* BEGIN Records shown *
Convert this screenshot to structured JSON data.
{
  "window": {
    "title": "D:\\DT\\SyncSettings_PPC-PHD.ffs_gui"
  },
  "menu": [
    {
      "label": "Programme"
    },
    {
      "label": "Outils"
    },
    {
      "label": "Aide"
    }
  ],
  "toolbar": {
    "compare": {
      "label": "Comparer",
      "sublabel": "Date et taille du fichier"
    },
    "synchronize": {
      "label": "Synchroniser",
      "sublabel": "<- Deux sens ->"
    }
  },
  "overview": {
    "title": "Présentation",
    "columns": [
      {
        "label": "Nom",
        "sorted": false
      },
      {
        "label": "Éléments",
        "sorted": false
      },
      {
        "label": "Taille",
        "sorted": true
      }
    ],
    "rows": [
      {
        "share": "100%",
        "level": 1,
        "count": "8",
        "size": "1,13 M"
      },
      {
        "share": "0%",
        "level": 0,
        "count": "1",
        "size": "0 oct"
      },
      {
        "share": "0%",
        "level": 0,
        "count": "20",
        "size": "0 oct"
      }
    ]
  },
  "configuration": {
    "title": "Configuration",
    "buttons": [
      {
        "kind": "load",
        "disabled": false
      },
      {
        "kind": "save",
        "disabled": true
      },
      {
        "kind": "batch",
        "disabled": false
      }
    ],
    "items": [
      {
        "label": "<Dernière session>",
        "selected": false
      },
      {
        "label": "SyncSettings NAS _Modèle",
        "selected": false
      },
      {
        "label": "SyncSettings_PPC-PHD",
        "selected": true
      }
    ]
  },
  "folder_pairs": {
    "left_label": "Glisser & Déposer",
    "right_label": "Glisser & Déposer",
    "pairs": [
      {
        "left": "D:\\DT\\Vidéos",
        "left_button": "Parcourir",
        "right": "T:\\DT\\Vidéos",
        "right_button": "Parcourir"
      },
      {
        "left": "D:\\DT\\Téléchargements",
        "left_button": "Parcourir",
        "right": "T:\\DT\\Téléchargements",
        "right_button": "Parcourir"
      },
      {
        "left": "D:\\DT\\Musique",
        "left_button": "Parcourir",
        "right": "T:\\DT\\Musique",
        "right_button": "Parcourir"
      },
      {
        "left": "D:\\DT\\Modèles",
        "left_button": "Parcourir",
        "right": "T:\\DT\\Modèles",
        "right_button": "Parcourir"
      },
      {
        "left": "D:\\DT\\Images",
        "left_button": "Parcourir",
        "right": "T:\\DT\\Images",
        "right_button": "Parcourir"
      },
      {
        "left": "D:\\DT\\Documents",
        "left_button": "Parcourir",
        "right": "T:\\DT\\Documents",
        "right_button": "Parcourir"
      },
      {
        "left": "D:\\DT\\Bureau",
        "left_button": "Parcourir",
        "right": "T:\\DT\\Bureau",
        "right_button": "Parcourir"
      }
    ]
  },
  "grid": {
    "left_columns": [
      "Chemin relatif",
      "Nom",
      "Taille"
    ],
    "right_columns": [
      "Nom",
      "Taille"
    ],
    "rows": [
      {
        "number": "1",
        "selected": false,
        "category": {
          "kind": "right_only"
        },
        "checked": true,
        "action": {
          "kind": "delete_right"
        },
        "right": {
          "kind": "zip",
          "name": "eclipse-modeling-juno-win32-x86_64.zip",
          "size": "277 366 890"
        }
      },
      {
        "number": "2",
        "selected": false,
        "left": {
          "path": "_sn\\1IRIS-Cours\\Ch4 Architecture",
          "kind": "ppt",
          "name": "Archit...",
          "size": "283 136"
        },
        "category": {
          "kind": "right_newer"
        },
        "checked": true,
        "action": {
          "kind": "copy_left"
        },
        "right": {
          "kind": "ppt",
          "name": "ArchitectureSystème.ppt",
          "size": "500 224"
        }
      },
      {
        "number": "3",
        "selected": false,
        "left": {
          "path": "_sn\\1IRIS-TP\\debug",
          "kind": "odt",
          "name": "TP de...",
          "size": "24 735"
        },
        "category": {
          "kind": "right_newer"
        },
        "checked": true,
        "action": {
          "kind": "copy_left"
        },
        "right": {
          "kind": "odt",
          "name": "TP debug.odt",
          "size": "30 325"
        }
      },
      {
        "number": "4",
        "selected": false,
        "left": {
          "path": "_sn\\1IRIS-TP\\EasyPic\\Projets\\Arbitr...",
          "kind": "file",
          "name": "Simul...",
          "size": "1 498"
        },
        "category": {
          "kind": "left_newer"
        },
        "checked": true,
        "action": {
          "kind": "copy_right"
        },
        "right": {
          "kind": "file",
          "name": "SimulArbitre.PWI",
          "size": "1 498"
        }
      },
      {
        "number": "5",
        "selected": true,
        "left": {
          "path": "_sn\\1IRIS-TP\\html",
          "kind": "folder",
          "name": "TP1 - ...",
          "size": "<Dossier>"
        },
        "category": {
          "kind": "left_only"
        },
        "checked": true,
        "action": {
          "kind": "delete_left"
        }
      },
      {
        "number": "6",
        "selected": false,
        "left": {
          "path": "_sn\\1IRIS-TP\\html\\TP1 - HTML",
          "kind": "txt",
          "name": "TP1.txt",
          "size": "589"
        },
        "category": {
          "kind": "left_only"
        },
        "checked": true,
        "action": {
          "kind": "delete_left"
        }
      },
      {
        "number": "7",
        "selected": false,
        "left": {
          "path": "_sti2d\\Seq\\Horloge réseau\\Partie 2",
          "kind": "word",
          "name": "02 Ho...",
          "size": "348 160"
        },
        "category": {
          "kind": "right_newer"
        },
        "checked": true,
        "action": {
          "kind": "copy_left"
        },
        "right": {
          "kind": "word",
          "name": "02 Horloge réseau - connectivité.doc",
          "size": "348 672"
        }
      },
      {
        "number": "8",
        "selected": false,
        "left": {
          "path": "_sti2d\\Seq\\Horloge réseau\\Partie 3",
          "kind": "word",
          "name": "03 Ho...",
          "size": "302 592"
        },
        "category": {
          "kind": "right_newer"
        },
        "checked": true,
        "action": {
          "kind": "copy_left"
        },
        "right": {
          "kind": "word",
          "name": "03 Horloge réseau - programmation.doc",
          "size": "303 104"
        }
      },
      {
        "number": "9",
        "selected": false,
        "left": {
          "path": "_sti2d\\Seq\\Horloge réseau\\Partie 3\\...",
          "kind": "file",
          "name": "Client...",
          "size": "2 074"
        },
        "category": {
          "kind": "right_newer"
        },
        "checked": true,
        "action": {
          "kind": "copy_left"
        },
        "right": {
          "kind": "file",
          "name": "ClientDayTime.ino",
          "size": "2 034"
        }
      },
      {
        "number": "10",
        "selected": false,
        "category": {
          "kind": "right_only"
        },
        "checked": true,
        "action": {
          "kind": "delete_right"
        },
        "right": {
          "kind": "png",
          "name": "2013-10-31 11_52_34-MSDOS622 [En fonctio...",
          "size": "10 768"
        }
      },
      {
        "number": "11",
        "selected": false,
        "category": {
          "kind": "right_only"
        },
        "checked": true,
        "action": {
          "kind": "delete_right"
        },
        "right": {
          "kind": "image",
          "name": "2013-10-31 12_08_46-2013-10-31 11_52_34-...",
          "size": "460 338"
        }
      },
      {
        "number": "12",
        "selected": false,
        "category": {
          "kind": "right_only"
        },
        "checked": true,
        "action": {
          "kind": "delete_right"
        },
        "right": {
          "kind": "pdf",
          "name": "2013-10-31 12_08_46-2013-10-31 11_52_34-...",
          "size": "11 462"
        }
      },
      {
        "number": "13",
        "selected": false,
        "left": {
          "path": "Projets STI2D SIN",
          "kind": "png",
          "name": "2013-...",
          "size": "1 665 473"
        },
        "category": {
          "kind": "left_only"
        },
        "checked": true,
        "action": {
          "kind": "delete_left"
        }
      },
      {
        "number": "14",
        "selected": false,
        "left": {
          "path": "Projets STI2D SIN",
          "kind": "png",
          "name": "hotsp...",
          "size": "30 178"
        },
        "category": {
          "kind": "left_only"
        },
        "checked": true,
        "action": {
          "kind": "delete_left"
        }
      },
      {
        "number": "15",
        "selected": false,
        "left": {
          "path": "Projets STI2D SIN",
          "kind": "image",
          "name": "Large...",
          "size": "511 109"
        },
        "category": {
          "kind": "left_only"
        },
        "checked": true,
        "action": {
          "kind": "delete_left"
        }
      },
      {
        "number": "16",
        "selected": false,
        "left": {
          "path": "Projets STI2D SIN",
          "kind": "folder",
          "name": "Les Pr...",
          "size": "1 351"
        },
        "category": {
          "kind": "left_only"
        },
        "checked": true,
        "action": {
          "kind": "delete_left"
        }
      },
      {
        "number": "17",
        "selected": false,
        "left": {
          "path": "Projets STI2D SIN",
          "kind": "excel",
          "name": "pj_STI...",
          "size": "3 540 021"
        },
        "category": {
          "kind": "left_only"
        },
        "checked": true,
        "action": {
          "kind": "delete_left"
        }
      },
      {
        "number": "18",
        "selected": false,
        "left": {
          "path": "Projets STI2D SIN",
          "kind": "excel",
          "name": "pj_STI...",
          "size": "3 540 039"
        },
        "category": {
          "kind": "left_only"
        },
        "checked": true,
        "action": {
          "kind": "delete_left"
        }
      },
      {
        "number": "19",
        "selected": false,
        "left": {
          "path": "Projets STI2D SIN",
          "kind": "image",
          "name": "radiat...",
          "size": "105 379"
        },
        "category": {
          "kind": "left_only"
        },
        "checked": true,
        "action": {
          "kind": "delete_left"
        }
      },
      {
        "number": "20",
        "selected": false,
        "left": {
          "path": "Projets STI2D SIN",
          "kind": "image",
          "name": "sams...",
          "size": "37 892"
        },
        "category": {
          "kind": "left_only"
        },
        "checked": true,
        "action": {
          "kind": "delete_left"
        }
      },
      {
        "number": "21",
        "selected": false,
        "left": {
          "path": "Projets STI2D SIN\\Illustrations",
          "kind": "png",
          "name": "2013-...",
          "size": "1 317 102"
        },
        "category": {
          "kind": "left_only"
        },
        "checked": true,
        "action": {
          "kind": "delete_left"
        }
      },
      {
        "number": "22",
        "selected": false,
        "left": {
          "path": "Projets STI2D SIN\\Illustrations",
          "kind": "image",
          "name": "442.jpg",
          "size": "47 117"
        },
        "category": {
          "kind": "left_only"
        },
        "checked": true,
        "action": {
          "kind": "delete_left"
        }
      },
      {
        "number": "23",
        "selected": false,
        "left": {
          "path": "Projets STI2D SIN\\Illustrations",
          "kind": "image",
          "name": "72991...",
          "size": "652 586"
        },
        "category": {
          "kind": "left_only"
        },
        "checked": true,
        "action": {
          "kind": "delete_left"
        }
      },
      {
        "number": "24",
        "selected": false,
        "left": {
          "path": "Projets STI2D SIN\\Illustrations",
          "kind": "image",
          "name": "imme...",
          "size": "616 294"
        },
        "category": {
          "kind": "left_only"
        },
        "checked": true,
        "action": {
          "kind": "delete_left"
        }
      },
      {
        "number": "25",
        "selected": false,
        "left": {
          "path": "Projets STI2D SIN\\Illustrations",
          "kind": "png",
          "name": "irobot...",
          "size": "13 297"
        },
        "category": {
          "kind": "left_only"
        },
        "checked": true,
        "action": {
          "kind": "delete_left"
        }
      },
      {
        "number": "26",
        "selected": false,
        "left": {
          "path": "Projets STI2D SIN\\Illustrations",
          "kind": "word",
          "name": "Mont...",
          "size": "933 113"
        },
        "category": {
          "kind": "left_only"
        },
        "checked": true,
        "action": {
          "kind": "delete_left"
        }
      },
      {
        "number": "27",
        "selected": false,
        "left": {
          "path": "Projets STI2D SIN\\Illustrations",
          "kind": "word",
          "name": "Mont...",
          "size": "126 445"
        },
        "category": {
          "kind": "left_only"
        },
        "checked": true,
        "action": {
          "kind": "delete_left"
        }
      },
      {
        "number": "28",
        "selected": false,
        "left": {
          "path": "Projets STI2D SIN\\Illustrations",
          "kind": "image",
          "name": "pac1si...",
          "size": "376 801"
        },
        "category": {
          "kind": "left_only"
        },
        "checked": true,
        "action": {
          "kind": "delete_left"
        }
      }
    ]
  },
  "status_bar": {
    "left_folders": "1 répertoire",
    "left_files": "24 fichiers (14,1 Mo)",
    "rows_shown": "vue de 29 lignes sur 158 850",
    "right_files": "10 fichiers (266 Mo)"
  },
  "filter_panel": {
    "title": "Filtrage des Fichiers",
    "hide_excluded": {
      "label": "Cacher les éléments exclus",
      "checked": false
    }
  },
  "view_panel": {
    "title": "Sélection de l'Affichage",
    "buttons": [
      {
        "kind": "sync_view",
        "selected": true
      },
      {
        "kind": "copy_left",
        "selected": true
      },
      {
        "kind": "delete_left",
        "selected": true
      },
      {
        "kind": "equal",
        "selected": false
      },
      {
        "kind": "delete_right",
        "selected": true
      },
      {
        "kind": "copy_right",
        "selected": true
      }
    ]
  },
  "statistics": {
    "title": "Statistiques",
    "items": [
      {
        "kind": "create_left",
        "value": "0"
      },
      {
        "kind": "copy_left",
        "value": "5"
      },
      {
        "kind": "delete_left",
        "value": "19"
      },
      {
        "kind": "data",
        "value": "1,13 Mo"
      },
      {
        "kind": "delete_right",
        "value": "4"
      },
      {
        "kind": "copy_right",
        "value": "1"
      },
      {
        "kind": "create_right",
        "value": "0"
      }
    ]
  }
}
* END Records shown *
**Given request**
Copy each line containing the word "value" from the data.

**Response below**
        "value": "0"
        "value": "5"
        "value": "19"
        "value": "1,13 Mo"
        "value": "4"
        "value": "1"
        "value": "0"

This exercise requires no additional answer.